● WHAT THE TASK REQUIRES:
Go through the entries below and copy each line containing the word "room".
---
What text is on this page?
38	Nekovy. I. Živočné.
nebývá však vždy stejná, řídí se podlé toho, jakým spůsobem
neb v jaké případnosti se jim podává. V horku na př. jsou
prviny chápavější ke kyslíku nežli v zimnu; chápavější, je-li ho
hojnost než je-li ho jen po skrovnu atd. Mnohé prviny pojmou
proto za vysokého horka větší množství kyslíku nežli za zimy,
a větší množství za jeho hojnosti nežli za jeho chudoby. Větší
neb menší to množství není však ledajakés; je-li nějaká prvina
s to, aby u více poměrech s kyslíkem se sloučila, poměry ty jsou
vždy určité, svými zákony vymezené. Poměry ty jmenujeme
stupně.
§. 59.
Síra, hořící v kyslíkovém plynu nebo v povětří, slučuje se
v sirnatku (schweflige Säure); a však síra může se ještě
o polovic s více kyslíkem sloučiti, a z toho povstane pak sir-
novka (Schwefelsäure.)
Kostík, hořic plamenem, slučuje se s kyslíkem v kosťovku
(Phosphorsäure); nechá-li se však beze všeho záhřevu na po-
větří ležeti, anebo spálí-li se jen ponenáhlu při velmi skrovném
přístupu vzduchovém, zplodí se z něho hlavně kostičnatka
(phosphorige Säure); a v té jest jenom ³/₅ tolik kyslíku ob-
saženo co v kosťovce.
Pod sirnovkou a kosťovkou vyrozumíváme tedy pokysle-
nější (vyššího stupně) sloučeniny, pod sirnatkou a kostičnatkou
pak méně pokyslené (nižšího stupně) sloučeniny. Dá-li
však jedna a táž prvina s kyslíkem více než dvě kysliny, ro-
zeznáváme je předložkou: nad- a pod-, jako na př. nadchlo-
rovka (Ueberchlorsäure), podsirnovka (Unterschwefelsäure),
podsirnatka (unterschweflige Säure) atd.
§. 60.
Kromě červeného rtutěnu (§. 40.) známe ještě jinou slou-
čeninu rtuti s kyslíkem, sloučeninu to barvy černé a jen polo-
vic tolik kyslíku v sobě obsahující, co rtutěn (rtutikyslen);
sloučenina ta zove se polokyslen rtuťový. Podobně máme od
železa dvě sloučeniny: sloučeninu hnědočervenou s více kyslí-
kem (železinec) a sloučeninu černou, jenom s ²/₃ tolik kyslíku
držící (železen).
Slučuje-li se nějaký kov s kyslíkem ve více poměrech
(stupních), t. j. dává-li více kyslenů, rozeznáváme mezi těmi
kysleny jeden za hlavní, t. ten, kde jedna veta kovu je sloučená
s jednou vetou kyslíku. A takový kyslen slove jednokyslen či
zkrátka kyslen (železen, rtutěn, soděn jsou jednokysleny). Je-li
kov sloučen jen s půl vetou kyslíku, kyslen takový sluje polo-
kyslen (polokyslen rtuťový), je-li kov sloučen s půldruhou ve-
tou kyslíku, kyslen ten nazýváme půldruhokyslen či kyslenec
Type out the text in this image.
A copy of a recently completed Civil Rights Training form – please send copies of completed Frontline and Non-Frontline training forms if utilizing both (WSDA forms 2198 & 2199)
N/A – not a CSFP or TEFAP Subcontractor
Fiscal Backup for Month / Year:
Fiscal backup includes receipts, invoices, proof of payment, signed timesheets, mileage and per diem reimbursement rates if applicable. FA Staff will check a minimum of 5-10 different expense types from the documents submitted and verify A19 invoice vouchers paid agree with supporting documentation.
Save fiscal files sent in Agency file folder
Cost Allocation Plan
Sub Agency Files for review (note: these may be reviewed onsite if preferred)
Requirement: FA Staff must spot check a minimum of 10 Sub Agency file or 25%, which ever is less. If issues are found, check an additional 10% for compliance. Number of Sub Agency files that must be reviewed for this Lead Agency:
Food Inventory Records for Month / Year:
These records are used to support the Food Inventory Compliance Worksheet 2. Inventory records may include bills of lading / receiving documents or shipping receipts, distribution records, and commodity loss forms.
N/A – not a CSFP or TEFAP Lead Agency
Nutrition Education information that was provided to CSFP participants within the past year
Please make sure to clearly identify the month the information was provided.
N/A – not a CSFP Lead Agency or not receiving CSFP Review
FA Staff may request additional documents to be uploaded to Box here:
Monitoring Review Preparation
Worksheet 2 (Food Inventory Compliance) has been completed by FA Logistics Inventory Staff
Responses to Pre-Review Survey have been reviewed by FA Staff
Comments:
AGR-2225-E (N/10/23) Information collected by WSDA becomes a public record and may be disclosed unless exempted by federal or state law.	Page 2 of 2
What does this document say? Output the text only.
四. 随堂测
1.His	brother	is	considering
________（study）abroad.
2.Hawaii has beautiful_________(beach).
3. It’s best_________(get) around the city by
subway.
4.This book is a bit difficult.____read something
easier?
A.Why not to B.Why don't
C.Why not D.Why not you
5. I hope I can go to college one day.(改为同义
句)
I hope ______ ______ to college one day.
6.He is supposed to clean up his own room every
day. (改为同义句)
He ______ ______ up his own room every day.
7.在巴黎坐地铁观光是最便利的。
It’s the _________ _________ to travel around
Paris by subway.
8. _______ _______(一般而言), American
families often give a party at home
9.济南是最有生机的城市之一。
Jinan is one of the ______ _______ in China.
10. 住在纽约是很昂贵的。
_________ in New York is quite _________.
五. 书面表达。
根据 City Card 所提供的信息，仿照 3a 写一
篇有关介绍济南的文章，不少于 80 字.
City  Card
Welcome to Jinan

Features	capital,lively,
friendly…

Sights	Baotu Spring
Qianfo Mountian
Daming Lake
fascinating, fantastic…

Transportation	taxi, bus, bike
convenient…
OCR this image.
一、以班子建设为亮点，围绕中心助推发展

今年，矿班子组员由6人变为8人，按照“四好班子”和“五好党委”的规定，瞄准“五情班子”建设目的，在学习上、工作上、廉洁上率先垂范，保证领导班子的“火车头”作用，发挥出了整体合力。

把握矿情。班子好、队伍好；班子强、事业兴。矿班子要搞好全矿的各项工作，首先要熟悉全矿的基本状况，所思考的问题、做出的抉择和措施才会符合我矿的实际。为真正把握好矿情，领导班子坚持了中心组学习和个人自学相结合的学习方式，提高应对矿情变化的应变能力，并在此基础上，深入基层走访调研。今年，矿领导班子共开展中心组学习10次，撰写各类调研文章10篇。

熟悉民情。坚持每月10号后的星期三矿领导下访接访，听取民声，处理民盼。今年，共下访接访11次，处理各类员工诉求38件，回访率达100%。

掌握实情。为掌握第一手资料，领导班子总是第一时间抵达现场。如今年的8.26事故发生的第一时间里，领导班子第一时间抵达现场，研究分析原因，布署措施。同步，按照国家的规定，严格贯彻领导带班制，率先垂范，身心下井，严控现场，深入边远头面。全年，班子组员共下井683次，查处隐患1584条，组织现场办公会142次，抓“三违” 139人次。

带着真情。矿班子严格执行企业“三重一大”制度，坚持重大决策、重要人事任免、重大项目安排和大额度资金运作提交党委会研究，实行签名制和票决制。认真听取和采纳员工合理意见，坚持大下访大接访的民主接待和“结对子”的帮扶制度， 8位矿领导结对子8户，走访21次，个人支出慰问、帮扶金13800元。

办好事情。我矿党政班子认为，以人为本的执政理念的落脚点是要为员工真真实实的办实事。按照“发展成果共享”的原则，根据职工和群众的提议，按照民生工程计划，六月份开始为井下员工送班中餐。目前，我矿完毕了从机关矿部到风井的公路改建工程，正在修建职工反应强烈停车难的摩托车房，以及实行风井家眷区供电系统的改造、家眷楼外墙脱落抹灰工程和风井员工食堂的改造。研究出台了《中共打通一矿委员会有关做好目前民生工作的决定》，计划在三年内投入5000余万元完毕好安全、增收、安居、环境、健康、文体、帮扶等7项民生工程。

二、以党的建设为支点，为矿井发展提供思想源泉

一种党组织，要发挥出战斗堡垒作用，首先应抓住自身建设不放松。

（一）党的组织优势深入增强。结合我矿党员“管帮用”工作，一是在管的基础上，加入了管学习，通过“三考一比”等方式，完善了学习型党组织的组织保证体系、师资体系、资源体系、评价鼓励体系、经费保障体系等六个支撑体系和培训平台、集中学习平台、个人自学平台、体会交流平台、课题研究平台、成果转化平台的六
---
● COMPLETED EXERCISE:
6.He is supposed to clean up his own room every
He ______ ______ up his own room every day.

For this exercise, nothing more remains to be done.